» **Recorded data**
○ ○ ○ ○ ○

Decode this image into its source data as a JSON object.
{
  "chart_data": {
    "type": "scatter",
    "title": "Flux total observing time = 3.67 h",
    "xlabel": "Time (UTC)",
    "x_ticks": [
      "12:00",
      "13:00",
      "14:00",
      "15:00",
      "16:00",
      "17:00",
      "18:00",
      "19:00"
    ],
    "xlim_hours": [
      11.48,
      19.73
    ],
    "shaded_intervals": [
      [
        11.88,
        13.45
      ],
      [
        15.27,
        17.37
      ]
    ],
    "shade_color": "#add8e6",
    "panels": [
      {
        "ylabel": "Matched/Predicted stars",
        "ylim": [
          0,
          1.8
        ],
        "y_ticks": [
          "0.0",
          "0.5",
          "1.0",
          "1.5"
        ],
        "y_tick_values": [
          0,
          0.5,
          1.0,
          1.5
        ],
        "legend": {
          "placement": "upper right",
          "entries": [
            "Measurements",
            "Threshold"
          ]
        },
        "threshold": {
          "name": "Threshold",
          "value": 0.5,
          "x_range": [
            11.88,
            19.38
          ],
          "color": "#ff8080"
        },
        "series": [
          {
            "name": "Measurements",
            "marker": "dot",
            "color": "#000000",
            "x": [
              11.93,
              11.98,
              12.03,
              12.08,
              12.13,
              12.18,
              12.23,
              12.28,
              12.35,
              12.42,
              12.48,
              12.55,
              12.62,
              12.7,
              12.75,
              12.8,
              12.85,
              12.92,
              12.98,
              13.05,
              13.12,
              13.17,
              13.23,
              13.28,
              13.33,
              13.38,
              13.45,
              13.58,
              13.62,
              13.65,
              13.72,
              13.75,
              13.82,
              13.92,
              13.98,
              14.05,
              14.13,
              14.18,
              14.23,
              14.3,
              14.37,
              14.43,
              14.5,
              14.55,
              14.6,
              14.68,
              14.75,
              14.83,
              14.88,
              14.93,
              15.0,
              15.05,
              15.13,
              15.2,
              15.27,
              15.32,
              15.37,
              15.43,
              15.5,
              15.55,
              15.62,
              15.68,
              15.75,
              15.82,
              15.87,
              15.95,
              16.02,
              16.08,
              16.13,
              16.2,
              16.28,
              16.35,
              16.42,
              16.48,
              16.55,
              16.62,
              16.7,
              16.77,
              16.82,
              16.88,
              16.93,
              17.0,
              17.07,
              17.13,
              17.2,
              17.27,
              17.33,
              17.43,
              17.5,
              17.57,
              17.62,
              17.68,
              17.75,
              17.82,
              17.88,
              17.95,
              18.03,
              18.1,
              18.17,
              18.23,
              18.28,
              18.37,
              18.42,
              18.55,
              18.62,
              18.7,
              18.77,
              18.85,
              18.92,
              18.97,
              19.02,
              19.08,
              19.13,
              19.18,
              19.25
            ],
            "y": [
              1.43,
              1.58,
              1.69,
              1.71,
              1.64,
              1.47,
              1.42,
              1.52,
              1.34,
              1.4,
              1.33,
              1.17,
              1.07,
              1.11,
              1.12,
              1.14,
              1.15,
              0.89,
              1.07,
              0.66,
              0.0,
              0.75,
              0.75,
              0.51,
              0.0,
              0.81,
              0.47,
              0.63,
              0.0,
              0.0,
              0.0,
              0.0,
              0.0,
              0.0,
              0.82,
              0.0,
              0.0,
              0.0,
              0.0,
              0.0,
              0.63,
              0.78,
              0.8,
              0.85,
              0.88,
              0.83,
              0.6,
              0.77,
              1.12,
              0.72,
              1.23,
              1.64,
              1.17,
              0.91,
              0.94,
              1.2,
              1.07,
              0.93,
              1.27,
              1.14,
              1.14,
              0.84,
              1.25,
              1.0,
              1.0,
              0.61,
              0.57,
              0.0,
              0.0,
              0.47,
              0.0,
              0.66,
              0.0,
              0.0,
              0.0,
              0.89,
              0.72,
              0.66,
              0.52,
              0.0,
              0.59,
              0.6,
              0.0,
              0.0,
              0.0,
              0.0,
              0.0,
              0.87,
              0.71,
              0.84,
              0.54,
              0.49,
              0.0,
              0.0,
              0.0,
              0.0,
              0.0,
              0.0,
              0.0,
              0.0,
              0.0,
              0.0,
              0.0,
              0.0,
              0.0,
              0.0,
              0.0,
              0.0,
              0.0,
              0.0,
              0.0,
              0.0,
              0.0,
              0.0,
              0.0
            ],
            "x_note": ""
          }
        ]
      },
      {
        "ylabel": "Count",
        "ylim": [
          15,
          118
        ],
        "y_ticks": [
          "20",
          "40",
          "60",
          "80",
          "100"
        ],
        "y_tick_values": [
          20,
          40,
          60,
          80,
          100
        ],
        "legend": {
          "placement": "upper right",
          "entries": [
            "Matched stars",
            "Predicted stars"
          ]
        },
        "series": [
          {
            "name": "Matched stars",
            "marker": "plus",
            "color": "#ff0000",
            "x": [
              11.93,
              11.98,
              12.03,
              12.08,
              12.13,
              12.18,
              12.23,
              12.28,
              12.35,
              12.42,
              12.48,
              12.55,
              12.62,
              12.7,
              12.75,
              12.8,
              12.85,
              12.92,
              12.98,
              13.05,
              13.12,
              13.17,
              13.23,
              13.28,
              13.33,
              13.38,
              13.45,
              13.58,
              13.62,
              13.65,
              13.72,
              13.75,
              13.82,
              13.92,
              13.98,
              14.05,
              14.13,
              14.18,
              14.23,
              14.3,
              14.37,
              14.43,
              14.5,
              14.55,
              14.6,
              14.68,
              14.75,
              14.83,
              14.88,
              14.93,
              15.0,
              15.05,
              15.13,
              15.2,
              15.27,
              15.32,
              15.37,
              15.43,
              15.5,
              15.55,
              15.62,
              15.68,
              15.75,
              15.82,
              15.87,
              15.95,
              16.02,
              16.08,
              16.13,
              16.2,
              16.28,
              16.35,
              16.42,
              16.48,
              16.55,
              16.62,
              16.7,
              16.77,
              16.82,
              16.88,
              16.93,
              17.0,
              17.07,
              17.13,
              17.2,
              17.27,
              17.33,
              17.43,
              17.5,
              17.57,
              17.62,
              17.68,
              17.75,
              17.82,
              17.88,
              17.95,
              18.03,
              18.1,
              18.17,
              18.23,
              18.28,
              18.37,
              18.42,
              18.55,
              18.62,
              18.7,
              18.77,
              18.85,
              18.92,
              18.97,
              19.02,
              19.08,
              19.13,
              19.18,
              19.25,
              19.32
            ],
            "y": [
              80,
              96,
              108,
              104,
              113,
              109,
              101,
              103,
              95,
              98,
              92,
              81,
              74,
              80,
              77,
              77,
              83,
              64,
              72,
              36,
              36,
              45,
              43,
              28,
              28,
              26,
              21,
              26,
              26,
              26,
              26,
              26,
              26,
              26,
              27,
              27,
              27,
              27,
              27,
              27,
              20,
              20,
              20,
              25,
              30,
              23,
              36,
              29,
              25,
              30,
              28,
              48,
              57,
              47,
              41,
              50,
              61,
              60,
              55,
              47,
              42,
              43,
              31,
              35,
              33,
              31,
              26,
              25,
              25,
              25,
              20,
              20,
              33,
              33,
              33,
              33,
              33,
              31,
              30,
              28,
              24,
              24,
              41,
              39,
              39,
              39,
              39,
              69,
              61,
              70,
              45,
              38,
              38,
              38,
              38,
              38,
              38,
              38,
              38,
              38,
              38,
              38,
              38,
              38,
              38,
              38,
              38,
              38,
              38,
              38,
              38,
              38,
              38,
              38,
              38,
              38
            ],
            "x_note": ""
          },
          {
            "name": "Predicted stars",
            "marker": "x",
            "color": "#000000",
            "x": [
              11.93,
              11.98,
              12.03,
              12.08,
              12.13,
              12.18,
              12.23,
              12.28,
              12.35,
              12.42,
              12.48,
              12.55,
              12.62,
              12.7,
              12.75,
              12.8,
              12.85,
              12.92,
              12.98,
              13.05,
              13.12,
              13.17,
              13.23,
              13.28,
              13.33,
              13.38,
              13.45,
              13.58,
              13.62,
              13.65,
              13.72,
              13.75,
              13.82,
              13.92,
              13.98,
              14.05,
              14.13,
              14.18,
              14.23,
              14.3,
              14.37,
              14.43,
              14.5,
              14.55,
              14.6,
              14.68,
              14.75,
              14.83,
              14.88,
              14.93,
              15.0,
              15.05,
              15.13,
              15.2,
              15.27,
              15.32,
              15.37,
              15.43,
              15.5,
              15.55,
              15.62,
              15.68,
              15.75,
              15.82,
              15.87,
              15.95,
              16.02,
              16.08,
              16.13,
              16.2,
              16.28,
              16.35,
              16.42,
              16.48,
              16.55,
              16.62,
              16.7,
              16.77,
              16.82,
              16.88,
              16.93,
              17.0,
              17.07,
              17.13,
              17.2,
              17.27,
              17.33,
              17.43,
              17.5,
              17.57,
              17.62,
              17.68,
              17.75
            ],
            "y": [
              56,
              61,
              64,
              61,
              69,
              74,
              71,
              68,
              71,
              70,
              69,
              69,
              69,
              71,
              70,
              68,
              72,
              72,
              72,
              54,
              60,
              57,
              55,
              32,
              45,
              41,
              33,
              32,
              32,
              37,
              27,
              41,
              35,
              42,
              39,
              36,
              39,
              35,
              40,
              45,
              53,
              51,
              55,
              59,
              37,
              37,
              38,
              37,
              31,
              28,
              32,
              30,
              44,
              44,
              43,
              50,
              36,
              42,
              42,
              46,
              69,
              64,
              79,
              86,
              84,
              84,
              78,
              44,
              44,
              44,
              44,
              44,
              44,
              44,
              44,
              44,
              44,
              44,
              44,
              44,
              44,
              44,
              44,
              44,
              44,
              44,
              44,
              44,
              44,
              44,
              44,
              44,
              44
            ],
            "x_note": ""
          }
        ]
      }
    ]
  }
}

○ ○ ○ ○ ○

» **The task**
Only lines that contain the word "ylabel" are wanted; copy each of them.

» **Written response**
        "ylabel": "Matched/Predicted stars",
        "ylabel": "Count",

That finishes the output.